-- Task brief --
Going through the material below, please gather all lines with the word "SRMTID" in them.

#### Data for the task ####

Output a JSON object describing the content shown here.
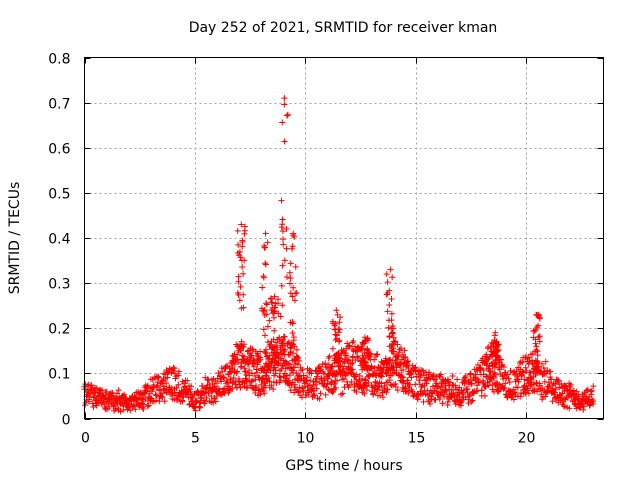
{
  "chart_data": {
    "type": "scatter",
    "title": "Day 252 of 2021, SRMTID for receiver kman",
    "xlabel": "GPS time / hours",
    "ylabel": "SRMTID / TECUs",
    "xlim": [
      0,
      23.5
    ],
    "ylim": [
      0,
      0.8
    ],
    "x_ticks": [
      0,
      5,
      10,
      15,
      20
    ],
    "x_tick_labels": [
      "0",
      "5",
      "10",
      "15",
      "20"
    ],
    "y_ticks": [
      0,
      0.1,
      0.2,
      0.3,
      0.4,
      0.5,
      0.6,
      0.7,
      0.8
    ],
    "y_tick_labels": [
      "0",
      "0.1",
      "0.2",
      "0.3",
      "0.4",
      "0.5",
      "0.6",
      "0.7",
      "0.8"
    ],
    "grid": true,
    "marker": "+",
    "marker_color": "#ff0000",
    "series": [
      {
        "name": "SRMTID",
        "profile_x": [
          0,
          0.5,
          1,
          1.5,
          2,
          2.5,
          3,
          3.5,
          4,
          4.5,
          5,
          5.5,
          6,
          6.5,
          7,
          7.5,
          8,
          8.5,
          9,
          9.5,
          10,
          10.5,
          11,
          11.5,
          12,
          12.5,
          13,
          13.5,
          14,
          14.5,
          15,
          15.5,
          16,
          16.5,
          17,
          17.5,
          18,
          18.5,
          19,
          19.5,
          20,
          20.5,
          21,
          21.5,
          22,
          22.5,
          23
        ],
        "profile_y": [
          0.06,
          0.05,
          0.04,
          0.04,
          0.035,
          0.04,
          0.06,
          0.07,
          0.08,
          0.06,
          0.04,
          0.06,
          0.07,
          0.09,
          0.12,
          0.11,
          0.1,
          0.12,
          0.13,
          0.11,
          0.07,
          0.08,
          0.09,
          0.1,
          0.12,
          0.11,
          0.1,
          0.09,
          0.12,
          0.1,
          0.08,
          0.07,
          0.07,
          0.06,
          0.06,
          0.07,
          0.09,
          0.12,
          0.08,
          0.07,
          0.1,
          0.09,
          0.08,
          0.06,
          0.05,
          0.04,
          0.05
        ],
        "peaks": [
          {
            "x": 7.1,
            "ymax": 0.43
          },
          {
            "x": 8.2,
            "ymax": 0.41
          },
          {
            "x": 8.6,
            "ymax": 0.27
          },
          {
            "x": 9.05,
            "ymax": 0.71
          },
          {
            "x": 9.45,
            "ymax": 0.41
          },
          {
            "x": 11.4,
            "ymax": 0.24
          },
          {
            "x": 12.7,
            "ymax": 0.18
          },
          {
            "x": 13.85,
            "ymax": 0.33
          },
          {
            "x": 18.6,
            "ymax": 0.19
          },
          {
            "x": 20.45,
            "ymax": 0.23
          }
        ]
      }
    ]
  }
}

####

-- Answer to this exercise --
    "title": "Day 252 of 2021, SRMTID for receiver kman",
    "ylabel": "SRMTID / TECUs",
        "name": "SRMTID",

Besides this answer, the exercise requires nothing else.